Given instruction a:
Reproduce the passage of the energy data analysis between "Lets now look" and "winds and water.", inclusive.

Text excerpt:
━━━━━━━━━━━━━━━━━━━━━━━━━━━━━━

Lets now look at nuclear and fossil fuels. Nuclear was supplying on average 6.263 MW (22% of avg load), with a steady flow or low standard deviation due to its nature of being on and running non-stop. Coal was around 4.243 MW which is around 15% of demand, but peaked at 8359 MW (30% of demand) probably during the times of low winds and water. 

Oil and gas account for less than 20% of the national load at around 6.000 MW on average. However, during this period gas peaked at over 20.000 MW which is around 70% of the average national load. It is well known in the industry that these oil and gas peakers are the ones that keep the lights on at night in times of high power demand, low winds, and low waters. It is also well known that these power plants are off most of the times, but are paid hansomely purely for being available and ready to go online or to increase their power loads at any given moment in time, reacting to the national grid's demand.  From this observation, we can build a query to show the prices at those times where the gas peakers are to the maximum and the prices at the moments where solar and wind (the new cheapest technologies) are at their maximum.

### Prices/Load related columns basic profiling

In [21]:
print ("Summary of columns Date,  total load actual, price actual:")
nrgDF_filled.select("Date","total load actual","price actual").summary().show()

print("Checking for nulls in Date, total load actual, price actual:")
nrgDF_filled.select([count(when(col(c).isNull(), c)).alias(c) for c in ["Date", "total load actual","price actual"]]).show()

print("Checking amount of distinct values in columns Date, total load actual, price actual:") 
nrgDF_filled.select([countDistinct(c).alias(c) for c in ["Date", "total load actual","price actual"]]).show()

Summary of columns Date,  total load actual, price actual:
+-------+------------------+------------------+
|summary| total load actual|      price actual|
+-------+------------------+------------------+
|  count|            178256|            178436|
|   mean|28704.188403195403| 57.92262211661325|
| stddev| 4580.299460055086|14.208869074386032|
|    min|             18041|              9.33|
|    25%|             24807|             49.38|
|    50%|             28914|             58.06|
|    75%|             32202|             68.05|
|    max|             41015|             116.8|
+-------+------------------+------------------+

Checking for nulls in Date, total load actual, price actual:
+----+-----------------+------------+
|Date|total load actual|price actual|
+----+-----------------+------------+
|   0|              180|           0|
+----+-----------------+------------+

Checking amount of distinct values in columns Date, total load actual, price actual:
+-----+-----------------+--

180 nulls in the Power Load column, that is around 0.01% of observations, we can clearly just forward fill these values without any worry.

━━━━━━━━━━━━━━━━━━━━━━━━━━━━━━

Supplied records:
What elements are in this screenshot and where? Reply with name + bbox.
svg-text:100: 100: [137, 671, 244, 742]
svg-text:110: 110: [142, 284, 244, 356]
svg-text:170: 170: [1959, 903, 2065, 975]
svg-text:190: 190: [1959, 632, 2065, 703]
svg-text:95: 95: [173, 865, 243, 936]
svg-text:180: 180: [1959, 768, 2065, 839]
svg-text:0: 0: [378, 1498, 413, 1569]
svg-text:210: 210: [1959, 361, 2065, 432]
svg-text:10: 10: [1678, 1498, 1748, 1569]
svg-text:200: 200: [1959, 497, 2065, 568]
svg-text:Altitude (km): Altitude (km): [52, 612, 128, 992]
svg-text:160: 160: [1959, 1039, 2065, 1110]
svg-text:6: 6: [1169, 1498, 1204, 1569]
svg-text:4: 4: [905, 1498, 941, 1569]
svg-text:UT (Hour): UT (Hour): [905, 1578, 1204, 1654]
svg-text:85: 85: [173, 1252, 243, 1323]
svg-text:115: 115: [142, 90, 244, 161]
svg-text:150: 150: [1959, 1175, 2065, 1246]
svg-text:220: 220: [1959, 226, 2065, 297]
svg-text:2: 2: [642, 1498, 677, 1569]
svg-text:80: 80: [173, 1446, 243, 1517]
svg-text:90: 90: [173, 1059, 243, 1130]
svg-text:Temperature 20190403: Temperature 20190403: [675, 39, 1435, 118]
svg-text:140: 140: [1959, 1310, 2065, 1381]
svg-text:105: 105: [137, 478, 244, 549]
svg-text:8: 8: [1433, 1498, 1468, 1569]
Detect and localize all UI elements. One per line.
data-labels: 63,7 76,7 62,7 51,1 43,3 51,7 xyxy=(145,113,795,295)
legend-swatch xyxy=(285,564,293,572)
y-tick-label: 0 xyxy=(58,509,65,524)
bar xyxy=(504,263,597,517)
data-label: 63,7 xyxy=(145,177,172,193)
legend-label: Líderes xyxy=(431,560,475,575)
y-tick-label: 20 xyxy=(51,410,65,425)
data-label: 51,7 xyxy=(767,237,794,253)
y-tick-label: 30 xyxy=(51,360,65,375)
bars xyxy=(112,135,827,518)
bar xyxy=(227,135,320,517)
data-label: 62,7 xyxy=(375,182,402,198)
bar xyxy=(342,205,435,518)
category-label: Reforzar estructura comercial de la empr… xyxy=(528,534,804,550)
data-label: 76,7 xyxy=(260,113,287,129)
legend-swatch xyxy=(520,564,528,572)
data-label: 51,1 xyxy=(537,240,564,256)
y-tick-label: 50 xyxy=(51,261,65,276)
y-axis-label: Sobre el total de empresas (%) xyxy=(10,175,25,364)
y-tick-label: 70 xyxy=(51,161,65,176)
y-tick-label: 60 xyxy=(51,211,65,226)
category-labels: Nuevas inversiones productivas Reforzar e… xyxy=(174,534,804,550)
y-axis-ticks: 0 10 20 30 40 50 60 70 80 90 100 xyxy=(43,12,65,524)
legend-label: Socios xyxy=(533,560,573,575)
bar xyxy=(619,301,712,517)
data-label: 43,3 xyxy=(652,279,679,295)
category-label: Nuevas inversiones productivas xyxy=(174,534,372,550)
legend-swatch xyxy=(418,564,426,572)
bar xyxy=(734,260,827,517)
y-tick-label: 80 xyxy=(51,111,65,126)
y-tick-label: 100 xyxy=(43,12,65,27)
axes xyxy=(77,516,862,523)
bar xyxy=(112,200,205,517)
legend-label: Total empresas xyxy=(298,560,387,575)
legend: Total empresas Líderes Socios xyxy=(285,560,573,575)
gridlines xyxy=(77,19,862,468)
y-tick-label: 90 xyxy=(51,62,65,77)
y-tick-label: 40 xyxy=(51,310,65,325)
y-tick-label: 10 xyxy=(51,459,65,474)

━━━━━━━━━━━━━━━━━━━━━━━━━━━━━━

Given instruction b:
Transcribe the lines of the listing from its first line through the line containing "svg-text:80: 80: [173, 1446, 243, 1517]", inclusive.

Full answer a:
Lets now look at nuclear and fossil fuels. Nuclear was supplying on average 6.263 MW (22% of avg load), with a steady flow or low standard deviation due to its nature of being on and running non-stop. Coal was around 4.243 MW which is around 15% of demand, but peaked at 8359 MW (30% of demand) probably during the times of low winds and water.

Full answer b:
What elements are in this screenshot and where? Reply with name + bbox.
svg-text:100: 100: [137, 671, 244, 742]
svg-text:110: 110: [142, 284, 244, 356]
svg-text:170: 170: [1959, 903, 2065, 975]
svg-text:190: 190: [1959, 632, 2065, 703]
svg-text:95: 95: [173, 865, 243, 936]
svg-text:180: 180: [1959, 768, 2065, 839]
svg-text:0: 0: [378, 1498, 413, 1569]
svg-text:210: 210: [1959, 361, 2065, 432]
svg-text:10: 10: [1678, 1498, 1748, 1569]
svg-text:200: 200: [1959, 497, 2065, 568]
svg-text:Altitude (km): Altitude (km): [52, 612, 128, 992]
svg-text:160: 160: [1959, 1039, 2065, 1110]
svg-text:6: 6: [1169, 1498, 1204, 1569]
svg-text:4: 4: [905, 1498, 941, 1569]
svg-text:UT (Hour): UT (Hour): [905, 1578, 1204, 1654]
svg-text:85: 85: [173, 1252, 243, 1323]
svg-text:115: 115: [142, 90, 244, 161]
svg-text:150: 150: [1959, 1175, 2065, 1246]
svg-text:220: 220: [1959, 226, 2065, 297]
svg-text:2: 2: [642, 1498, 677, 1569]
svg-text:80: 80: [173, 1446, 243, 1517]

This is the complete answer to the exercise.